== WHAT YOU HAVE TO DO ==
Quote all entries exactly, leaving pictures aside.

== DATA ENTRIES ==
____

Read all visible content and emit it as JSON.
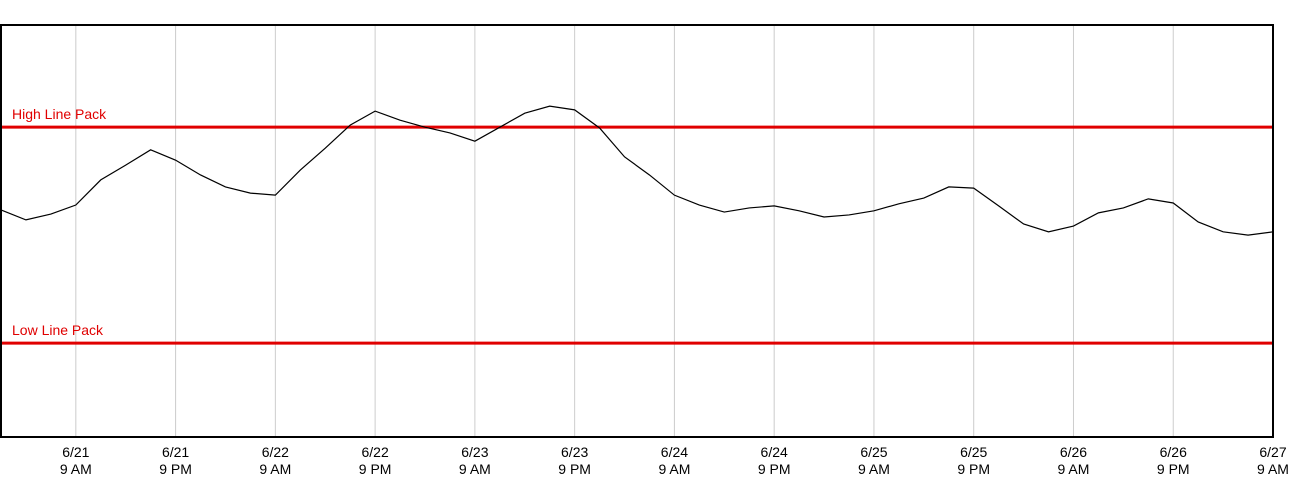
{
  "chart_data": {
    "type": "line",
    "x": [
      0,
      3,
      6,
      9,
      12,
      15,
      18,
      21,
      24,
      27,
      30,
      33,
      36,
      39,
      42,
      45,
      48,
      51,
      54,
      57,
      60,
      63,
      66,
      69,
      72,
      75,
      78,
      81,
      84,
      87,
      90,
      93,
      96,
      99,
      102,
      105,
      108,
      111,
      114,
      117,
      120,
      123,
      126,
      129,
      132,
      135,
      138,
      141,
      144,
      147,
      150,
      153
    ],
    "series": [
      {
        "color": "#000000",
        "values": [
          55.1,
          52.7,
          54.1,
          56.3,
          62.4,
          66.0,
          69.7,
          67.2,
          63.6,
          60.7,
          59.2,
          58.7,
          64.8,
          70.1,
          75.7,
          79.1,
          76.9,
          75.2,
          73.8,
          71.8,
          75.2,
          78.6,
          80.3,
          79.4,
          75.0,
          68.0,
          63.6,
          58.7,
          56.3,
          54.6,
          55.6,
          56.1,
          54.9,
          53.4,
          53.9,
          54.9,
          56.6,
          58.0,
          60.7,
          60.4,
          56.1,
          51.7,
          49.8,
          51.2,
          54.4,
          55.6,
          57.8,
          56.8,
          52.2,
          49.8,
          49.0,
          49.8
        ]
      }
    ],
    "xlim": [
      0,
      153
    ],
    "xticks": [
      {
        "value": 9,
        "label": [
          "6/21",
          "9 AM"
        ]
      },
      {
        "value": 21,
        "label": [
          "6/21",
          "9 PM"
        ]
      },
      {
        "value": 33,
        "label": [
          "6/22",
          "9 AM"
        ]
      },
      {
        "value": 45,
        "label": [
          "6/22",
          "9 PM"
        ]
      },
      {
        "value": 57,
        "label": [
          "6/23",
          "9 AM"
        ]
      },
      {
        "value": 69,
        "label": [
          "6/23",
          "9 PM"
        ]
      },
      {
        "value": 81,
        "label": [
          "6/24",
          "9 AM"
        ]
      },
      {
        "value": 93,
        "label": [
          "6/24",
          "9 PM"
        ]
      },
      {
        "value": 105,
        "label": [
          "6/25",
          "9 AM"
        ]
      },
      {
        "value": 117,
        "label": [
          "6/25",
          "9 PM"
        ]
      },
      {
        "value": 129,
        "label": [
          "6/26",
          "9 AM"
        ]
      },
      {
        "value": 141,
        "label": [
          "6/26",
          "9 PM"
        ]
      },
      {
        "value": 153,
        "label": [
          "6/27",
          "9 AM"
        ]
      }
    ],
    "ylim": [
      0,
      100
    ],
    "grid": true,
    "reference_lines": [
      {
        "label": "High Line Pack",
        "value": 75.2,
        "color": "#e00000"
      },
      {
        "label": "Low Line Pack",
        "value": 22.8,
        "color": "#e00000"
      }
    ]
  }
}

____

== COMPLETE OUTPUT ==
Read all visible content and emit it as JSON.
{
  "chart_data": {
    "type": "line",
    "x": [
      0,
      3,
      6,
      9,
      12,
      15,
      18,
      21,
      24,
      27,
      30,
      33,
      36,
      39,
      42,
      45,
      48,
      51,
      54,
      57,
      60,
      63,
      66,
      69,
      72,
      75,
      78,
      81,
      84,
      87,
      90,
      93,
      96,
      99,
      102,
      105,
      108,
      111,
      114,
      117,
      120,
      123,
      126,
      129,
      132,
      135,
      138,
      141,
      144,
      147,
      150,
      153
    ],
    "series": [
      {
        "color": "#000000",
        "values": [
          55.1,
          52.7,
          54.1,
          56.3,
          62.4,
          66.0,
          69.7,
          67.2,
          63.6,
          60.7,
          59.2,
          58.7,
          64.8,
          70.1,
          75.7,
          79.1,
          76.9,
          75.2,
          73.8,
          71.8,
          75.2,
          78.6,
          80.3,
          79.4,
          75.0,
          68.0,
          63.6,
          58.7,
          56.3,
          54.6,
          55.6,
          56.1,
          54.9,
          53.4,
          53.9,
          54.9,
          56.6,
          58.0,
          60.7,
          60.4,
          56.1,
          51.7,
          49.8,
          51.2,
          54.4,
          55.6,
          57.8,
          56.8,
          52.2,
          49.8,
          49.0,
          49.8
        ]
      }
    ],
    "xlim": [
      0,
      153
    ],
    "xticks": [
      {
        "value": 9,
        "label": [
          "6/21",
          "9 AM"
        ]
      },
      {
        "value": 21,
        "label": [
          "6/21",
          "9 PM"
        ]
      },
      {
        "value": 33,
        "label": [
          "6/22",
          "9 AM"
        ]
      },
      {
        "value": 45,
        "label": [
          "6/22",
          "9 PM"
        ]
      },
      {
        "value": 57,
        "label": [
          "6/23",
          "9 AM"
        ]
      },
      {
        "value": 69,
        "label": [
          "6/23",
          "9 PM"
        ]
      },
      {
        "value": 81,
        "label": [
          "6/24",
          "9 AM"
        ]
      },
      {
        "value": 93,
        "label": [
          "6/24",
          "9 PM"
        ]
      },
      {
        "value": 105,
        "label": [
          "6/25",
          "9 AM"
        ]
      },
      {
        "value": 117,
        "label": [
          "6/25",
          "9 PM"
        ]
      },
      {
        "value": 129,
        "label": [
          "6/26",
          "9 AM"
        ]
      },
      {
        "value": 141,
        "label": [
          "6/26",
          "9 PM"
        ]
      },
      {
        "value": 153,
        "label": [
          "6/27",
          "9 AM"
        ]
      }
    ],
    "ylim": [
      0,
      100
    ],
    "grid": true,
    "reference_lines": [
      {
        "label": "High Line Pack",
        "value": 75.2,
        "color": "#e00000"
      },
      {
        "label": "Low Line Pack",
        "value": 22.8,
        "color": "#e00000"
      }
    ]
  }
}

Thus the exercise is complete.